**Task material:**
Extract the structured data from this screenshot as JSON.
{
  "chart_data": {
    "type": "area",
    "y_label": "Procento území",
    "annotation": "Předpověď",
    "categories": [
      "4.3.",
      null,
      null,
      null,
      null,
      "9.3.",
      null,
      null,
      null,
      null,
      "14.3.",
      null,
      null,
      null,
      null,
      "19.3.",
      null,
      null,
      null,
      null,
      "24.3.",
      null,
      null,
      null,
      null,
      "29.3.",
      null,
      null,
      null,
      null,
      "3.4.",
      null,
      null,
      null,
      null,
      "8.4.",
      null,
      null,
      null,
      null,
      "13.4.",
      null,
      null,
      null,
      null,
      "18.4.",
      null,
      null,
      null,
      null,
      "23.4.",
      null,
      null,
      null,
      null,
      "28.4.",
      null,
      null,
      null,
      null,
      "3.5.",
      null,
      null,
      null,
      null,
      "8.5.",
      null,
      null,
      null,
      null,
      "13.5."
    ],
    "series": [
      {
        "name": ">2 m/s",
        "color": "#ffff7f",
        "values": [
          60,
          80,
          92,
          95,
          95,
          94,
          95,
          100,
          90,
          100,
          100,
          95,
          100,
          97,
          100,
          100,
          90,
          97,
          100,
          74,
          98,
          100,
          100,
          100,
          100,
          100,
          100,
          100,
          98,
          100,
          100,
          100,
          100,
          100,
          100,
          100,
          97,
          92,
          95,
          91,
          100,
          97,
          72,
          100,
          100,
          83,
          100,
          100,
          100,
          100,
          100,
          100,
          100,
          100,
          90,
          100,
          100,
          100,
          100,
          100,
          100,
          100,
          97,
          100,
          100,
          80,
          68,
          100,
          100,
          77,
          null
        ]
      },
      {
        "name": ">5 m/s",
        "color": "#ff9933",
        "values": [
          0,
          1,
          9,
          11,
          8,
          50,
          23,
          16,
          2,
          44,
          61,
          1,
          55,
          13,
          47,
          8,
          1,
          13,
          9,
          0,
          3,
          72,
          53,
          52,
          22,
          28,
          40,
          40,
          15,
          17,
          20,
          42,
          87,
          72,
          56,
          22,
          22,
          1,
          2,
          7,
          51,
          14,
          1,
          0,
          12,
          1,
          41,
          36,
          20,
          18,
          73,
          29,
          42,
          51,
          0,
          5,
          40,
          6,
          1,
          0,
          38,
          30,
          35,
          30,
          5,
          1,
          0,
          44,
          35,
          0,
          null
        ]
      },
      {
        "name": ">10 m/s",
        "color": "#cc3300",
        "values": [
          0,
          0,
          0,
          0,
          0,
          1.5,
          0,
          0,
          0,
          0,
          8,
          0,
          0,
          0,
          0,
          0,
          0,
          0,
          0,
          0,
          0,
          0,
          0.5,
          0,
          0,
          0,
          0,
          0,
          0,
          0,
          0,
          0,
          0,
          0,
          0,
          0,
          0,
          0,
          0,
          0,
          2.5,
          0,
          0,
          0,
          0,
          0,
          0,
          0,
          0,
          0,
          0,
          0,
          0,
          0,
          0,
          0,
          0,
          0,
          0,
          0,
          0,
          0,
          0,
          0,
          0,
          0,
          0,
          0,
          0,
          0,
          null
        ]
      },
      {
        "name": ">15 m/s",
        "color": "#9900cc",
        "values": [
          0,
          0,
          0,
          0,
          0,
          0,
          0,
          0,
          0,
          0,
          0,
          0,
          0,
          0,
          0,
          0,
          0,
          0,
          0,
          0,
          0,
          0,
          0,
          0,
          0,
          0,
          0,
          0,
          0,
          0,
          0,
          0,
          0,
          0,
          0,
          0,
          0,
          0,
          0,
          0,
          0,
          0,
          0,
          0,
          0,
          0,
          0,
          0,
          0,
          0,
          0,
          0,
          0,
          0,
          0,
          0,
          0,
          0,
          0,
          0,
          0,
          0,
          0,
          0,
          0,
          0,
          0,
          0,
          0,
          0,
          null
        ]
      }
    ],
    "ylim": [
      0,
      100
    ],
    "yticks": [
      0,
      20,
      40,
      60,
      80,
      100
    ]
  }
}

**Your objective:**
Determine how many lines of the data contain "color" and give nothing but that number.

**Reply:**
4